__WORKING DATA__.
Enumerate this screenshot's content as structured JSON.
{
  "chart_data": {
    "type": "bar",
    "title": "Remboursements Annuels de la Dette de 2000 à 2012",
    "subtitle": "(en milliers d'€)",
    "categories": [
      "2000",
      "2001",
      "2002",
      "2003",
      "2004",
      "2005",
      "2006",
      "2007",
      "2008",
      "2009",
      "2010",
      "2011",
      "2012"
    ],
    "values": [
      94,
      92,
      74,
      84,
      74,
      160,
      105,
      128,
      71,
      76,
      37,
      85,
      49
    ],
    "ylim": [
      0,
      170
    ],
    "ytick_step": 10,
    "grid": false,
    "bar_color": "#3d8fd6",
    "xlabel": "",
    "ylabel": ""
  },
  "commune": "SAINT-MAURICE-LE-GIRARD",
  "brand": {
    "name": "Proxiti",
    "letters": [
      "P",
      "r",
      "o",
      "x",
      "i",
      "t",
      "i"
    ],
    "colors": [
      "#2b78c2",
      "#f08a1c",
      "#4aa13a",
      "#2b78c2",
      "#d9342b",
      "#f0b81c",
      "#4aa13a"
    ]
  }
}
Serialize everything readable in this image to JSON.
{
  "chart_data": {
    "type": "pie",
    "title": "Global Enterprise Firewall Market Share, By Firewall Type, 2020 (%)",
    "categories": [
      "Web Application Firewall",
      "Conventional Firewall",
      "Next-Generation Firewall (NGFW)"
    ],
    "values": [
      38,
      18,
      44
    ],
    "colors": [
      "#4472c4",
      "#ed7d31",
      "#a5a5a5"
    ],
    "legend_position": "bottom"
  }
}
---
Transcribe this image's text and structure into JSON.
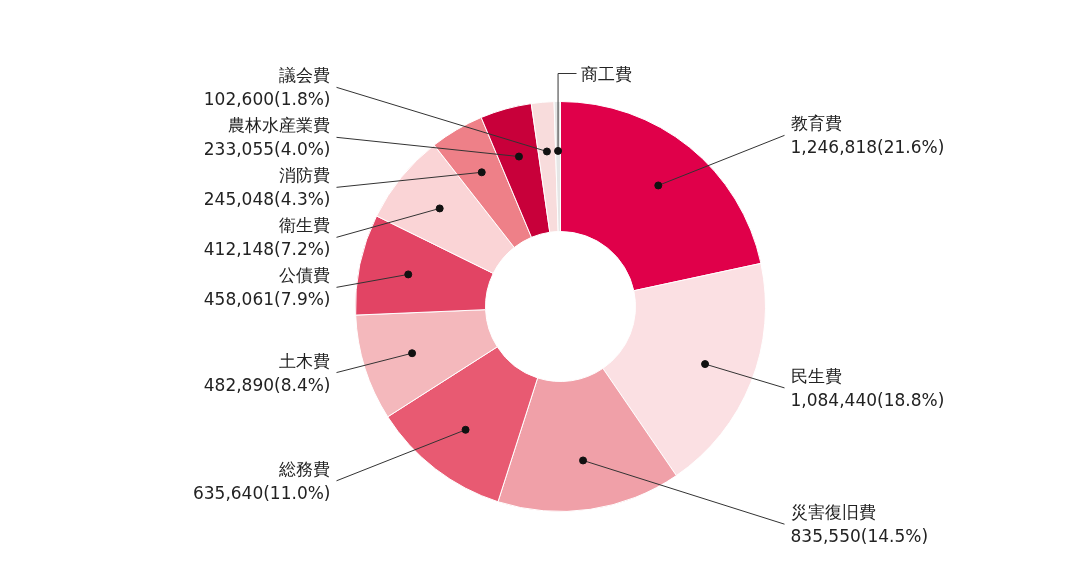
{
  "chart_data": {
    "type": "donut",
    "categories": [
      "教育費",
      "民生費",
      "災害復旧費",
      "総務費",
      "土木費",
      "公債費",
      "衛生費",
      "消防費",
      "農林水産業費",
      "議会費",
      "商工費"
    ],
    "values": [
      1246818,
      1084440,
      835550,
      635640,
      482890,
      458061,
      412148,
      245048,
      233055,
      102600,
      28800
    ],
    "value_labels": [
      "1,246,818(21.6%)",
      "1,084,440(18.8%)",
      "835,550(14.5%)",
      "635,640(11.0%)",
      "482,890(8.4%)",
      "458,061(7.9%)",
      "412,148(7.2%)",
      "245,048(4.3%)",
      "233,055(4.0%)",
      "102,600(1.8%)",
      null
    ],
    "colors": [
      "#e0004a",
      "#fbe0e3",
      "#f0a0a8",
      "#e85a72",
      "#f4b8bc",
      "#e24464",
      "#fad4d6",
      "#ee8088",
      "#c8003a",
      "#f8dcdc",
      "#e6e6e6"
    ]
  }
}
...
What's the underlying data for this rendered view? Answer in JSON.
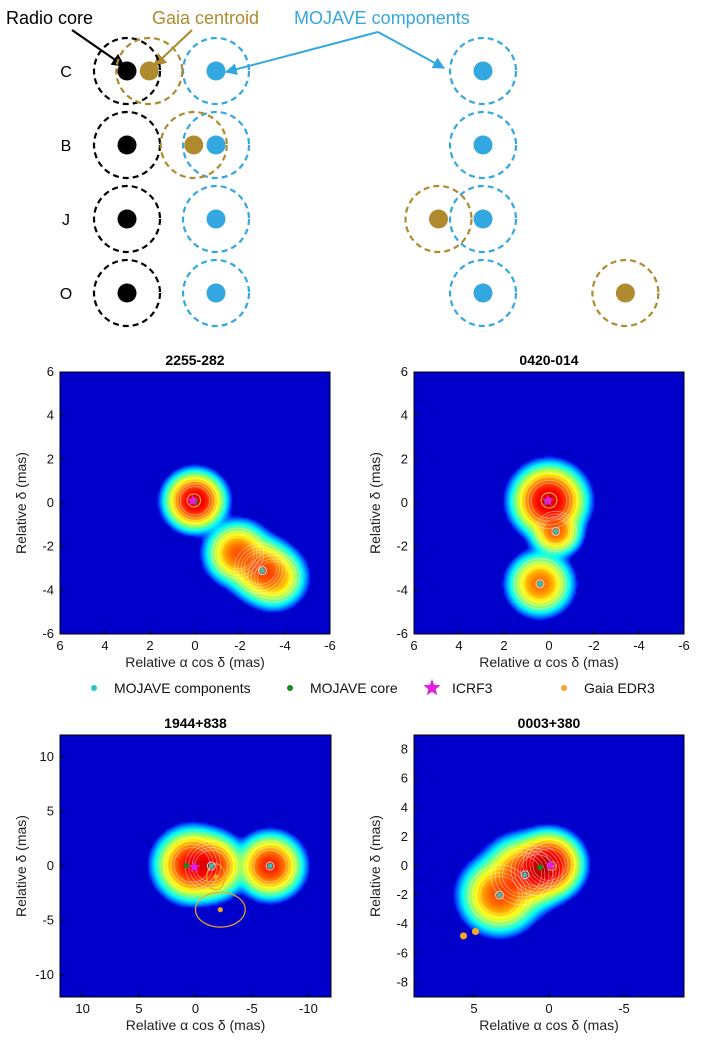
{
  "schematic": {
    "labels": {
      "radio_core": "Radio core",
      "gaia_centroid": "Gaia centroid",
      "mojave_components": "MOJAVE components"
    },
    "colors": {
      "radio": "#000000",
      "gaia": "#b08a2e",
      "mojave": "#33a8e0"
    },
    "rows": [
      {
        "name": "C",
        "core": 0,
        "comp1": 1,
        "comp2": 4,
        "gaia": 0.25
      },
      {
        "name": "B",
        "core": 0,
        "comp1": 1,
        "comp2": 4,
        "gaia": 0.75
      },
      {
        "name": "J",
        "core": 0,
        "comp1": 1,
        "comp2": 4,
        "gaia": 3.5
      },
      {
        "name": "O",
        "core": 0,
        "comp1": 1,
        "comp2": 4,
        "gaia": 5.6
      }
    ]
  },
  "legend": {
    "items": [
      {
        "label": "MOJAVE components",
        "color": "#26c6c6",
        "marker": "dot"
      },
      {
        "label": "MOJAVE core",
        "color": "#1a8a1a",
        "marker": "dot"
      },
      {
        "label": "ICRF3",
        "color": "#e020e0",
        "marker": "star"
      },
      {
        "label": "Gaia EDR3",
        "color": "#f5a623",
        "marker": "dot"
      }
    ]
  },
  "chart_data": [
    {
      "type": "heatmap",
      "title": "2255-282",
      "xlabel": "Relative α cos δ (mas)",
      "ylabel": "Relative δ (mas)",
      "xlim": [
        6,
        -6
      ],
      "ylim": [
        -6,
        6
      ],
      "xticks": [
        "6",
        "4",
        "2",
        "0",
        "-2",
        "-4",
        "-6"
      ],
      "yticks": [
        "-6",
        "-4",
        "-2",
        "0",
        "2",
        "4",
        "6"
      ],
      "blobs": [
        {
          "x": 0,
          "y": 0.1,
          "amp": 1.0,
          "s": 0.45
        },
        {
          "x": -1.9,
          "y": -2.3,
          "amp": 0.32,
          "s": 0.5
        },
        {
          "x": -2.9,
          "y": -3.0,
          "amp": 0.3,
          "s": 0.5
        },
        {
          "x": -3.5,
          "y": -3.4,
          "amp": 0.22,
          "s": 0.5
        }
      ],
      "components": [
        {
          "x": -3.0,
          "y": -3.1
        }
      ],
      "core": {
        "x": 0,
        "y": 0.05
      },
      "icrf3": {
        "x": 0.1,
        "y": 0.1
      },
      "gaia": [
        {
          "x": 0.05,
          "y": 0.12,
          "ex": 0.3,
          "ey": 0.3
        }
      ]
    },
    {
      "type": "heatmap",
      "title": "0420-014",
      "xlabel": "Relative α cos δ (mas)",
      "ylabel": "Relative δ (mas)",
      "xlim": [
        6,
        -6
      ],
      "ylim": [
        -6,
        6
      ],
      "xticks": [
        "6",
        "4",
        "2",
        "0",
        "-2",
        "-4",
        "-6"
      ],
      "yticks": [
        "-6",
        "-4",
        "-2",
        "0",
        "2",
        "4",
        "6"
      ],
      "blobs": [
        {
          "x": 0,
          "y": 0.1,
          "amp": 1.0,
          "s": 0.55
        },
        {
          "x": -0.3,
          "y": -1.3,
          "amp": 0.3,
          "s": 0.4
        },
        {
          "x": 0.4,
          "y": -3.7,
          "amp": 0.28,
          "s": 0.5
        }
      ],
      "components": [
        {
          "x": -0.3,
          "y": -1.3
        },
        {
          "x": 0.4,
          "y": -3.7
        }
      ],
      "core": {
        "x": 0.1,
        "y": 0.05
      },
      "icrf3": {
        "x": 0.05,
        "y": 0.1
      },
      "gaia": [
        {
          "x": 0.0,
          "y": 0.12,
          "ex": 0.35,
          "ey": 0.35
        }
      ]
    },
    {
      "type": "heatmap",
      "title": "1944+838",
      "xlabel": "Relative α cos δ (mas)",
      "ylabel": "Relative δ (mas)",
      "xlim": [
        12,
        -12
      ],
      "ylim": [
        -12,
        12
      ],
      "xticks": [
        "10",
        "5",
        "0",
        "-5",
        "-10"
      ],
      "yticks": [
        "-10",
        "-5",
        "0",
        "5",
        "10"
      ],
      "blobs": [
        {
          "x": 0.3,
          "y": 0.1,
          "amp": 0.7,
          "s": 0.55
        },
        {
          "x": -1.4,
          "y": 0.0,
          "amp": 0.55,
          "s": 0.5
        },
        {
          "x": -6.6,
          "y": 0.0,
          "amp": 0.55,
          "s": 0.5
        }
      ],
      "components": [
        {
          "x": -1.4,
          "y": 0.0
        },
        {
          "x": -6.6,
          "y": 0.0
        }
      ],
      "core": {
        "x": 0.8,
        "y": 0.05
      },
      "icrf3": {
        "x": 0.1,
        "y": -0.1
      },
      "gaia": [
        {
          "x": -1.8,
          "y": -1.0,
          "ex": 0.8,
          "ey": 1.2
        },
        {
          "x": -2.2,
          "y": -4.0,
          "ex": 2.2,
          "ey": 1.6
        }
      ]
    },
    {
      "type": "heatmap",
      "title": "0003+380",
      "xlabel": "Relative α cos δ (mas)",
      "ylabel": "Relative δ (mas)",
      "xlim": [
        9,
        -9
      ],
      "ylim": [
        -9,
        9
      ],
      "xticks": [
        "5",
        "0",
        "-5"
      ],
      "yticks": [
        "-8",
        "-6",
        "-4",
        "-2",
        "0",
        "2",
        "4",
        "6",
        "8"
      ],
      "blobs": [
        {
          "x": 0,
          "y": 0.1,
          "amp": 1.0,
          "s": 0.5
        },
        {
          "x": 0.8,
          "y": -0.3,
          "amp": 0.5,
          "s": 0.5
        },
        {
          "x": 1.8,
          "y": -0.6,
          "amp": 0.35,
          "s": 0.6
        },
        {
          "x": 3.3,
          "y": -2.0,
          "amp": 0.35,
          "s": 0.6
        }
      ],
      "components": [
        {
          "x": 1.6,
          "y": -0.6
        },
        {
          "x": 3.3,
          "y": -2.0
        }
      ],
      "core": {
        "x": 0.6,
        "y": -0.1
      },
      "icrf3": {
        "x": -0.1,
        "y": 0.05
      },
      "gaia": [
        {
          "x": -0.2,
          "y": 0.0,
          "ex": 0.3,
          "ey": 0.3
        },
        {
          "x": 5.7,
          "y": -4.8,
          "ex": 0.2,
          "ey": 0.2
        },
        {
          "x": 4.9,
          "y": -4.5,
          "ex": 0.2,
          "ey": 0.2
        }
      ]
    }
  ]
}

__WHAT NEEDS TO BE DONE__.
How many lines in the records above contain the word "JSON"? Reply with the number and nothing more.

__TASK RESULT__.
4